(What is needed): Below are the records. Gather each line that holds "sheep".
--- --- ---
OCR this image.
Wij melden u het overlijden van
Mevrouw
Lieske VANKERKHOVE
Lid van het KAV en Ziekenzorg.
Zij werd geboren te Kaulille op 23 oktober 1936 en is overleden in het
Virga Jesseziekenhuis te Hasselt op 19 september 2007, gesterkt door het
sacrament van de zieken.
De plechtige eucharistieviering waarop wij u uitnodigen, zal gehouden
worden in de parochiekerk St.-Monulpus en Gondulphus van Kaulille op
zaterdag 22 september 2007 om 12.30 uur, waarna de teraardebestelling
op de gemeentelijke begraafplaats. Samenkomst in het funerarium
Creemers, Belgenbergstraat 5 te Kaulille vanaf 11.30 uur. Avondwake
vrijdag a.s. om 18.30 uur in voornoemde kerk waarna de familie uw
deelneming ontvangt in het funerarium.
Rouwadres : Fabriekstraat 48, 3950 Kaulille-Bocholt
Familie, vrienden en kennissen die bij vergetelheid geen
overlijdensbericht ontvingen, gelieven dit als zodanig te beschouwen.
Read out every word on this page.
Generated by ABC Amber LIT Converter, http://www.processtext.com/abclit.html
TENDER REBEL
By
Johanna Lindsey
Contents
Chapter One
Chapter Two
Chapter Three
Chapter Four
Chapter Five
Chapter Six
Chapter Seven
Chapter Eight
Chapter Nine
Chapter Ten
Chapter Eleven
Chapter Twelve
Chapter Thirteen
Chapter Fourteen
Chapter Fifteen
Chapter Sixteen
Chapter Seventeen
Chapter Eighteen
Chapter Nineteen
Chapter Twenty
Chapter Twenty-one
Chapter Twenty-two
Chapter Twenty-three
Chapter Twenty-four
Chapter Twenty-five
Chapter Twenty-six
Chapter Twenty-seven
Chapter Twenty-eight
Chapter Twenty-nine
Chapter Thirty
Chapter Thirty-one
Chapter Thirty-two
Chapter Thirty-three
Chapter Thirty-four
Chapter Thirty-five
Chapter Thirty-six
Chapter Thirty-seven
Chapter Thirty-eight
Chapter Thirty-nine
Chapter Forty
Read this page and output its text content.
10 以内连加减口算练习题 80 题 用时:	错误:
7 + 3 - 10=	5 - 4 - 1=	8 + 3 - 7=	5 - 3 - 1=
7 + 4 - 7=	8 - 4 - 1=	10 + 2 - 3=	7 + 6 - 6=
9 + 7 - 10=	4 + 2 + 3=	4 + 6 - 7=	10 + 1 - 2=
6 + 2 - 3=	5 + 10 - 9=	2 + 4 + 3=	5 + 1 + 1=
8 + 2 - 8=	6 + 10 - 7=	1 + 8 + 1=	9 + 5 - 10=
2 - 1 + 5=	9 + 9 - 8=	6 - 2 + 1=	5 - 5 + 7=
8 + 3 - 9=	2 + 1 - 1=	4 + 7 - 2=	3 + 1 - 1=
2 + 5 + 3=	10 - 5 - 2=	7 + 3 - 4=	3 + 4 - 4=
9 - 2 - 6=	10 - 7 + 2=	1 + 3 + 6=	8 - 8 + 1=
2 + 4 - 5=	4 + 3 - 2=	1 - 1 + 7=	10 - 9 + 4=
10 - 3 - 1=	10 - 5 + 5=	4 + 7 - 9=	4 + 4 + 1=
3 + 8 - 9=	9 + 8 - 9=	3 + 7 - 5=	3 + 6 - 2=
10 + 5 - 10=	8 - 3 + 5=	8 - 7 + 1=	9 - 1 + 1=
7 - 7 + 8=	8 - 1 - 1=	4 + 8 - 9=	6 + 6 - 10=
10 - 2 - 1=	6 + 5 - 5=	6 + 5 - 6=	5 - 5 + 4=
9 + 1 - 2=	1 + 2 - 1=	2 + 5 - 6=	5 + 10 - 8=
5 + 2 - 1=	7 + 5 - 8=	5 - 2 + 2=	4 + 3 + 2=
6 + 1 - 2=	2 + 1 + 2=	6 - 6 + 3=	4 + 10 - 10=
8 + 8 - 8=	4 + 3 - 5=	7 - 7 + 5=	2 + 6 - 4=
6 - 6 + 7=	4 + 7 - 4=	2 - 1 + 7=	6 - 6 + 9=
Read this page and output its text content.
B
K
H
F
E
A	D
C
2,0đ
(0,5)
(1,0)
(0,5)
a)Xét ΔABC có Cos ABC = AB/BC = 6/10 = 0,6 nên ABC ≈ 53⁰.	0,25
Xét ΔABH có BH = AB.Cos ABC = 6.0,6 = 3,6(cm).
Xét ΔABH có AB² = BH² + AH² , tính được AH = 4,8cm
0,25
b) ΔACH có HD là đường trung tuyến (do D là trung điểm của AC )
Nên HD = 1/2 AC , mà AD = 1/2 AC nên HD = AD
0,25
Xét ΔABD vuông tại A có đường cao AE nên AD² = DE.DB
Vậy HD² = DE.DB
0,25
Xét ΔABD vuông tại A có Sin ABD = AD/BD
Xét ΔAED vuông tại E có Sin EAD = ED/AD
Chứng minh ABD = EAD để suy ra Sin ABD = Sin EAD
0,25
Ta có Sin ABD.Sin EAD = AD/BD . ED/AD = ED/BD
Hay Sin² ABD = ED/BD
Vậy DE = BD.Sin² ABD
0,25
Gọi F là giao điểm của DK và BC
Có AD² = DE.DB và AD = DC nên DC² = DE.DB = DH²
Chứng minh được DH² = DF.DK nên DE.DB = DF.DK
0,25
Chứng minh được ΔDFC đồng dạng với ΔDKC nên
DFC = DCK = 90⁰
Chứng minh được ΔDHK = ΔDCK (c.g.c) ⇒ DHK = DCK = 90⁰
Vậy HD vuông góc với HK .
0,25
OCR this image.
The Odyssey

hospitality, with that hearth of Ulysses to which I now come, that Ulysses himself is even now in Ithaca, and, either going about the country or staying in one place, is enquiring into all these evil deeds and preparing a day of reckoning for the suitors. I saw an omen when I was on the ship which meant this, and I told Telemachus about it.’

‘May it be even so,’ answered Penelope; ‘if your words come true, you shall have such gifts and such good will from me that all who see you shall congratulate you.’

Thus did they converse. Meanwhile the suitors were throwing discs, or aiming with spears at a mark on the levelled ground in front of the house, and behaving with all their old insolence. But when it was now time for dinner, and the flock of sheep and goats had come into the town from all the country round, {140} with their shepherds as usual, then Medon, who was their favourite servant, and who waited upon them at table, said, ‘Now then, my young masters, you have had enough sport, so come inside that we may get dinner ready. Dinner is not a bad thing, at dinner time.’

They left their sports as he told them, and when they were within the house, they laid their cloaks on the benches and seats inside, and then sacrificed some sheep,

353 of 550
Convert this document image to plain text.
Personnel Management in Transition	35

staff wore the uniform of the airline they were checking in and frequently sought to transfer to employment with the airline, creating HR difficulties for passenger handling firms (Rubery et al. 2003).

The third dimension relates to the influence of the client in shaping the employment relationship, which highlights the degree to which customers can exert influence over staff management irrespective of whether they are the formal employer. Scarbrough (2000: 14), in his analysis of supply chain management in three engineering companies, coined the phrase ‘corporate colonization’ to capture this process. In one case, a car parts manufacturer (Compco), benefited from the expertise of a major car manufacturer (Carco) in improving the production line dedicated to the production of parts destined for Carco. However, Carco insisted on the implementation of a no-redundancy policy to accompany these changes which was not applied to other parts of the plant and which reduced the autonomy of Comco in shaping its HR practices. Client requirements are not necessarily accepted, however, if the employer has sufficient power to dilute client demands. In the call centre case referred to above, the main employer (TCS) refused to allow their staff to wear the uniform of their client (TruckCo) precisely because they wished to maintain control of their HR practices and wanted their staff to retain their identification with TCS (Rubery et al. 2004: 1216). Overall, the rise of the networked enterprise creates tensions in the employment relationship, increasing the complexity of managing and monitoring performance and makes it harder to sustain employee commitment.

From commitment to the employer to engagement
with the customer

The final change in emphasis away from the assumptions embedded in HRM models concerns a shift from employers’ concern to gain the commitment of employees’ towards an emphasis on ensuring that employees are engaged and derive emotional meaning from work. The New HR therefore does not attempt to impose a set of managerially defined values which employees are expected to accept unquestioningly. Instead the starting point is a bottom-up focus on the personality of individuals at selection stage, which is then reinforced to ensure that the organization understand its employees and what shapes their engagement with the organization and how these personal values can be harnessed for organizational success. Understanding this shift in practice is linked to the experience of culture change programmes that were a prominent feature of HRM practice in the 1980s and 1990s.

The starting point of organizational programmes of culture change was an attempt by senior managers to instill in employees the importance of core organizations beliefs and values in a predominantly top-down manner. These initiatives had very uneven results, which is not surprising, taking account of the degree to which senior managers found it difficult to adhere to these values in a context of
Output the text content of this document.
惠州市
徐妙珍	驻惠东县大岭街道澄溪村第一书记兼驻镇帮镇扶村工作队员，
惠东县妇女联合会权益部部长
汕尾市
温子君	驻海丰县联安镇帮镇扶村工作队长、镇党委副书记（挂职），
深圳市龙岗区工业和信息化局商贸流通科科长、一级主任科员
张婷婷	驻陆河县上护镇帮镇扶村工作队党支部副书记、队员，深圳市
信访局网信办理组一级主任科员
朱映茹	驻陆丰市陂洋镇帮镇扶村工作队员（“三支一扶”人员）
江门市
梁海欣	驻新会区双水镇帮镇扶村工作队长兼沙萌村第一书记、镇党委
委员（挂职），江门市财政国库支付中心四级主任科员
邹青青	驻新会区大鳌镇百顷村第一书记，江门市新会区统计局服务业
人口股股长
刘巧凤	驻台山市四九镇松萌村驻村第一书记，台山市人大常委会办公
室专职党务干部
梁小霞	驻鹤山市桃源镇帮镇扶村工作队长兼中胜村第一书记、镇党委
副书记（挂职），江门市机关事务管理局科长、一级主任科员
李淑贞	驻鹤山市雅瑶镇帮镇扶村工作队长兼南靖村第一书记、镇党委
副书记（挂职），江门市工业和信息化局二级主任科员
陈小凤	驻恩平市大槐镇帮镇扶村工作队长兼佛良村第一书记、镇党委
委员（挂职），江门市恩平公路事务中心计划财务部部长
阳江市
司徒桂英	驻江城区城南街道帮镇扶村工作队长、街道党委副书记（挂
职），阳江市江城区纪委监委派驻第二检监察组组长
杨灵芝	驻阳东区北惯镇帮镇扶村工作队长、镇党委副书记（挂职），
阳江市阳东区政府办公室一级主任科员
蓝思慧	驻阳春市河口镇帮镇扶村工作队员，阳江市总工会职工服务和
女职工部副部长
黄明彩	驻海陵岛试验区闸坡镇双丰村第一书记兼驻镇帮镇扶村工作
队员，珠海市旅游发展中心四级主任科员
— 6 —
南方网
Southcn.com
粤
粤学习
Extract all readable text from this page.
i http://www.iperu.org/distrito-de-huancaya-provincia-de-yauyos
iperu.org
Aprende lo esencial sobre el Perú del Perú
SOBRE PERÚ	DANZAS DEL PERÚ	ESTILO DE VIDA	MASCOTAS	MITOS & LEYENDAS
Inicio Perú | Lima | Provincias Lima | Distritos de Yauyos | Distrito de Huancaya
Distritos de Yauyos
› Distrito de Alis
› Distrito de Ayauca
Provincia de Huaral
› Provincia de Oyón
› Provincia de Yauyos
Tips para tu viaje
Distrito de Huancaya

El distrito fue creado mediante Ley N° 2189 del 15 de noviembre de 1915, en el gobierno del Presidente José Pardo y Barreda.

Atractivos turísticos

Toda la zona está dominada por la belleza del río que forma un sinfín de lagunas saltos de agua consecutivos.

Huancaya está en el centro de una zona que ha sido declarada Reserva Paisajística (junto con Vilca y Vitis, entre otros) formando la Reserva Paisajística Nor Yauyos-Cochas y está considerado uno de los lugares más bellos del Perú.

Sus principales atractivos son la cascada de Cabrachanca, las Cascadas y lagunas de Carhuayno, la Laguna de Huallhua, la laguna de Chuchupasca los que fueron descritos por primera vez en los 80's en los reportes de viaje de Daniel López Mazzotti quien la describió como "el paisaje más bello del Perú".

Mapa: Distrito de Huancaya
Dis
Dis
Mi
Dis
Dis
--- --- ---
(Final result):
Thus did they converse. Meanwhile the suitors were throwing discs, or aiming with spears at a mark on the levelled ground in front of the house, and behaving with all their old insolence. But when it was now time for dinner, and the flock of sheep and goats had come into the town from all the country round, {140} with their shepherds as usual, then Medon, who was their favourite servant, and who waited upon them at table, said, ‘Now then, my young masters, you have had enough sport, so come inside that we may get dinner ready. Dinner is not a bad thing, at dinner time.’
They left their sports as he told them, and when they were within the house, they laid their cloaks on the benches and seats inside, and then sacrificed some sheep,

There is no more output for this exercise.